**Task statement**: Which lines below hold the word "this"? Copy all of them.

**Available data**:
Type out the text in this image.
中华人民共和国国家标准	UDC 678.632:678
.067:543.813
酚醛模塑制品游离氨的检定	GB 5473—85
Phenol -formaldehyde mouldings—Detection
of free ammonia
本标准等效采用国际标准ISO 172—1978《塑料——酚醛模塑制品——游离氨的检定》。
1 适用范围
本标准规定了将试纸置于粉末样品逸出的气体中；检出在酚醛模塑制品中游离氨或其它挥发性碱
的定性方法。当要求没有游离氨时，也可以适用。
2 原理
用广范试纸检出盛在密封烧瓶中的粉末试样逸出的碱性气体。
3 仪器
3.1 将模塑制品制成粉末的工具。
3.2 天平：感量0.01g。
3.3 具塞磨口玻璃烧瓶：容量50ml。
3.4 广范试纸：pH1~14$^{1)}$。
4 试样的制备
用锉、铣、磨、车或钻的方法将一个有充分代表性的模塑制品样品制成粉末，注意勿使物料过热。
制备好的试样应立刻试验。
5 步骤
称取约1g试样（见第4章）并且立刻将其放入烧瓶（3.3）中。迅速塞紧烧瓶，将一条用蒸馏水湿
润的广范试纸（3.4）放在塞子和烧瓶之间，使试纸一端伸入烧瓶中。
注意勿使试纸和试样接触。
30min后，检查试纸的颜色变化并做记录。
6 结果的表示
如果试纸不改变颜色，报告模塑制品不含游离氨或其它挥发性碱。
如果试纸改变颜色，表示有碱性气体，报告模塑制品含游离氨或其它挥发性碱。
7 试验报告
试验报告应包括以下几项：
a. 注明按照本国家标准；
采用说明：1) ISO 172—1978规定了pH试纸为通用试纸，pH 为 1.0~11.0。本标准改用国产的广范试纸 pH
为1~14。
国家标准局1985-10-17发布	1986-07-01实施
* * *
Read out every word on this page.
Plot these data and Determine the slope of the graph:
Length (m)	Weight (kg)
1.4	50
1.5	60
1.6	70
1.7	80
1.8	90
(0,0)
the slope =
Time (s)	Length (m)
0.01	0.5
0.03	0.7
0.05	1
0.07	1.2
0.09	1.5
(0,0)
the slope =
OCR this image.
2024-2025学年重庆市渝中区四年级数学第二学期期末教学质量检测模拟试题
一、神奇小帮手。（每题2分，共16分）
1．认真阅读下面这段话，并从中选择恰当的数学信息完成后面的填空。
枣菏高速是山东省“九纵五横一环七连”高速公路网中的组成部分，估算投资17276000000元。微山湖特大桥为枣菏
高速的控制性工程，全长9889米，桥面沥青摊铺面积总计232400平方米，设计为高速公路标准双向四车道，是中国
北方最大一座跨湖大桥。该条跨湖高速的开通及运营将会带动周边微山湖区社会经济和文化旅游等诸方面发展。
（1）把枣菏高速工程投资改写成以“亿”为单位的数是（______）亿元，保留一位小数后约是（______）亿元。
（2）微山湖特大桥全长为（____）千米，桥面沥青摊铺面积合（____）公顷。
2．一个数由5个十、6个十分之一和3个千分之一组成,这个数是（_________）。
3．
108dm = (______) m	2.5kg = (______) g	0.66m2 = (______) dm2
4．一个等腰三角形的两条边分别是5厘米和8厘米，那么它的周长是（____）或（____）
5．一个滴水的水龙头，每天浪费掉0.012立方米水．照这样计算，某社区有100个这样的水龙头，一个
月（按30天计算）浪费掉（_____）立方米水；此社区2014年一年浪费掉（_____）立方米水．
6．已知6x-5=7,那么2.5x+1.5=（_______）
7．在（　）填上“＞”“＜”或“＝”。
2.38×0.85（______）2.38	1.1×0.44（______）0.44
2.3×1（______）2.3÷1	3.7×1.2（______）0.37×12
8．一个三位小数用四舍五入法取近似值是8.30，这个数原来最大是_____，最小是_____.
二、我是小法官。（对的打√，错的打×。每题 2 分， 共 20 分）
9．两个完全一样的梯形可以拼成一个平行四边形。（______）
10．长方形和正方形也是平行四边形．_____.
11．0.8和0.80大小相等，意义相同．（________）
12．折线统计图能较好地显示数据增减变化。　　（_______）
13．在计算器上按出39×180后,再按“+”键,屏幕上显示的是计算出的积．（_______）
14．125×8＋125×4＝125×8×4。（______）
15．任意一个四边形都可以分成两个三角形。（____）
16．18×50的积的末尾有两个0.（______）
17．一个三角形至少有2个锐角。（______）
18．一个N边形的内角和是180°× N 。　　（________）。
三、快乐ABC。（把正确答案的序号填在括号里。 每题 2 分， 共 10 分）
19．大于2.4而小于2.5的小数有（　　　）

**Task solution**:
Type out the text in this image.
Read out every word on this page.
OCR this image.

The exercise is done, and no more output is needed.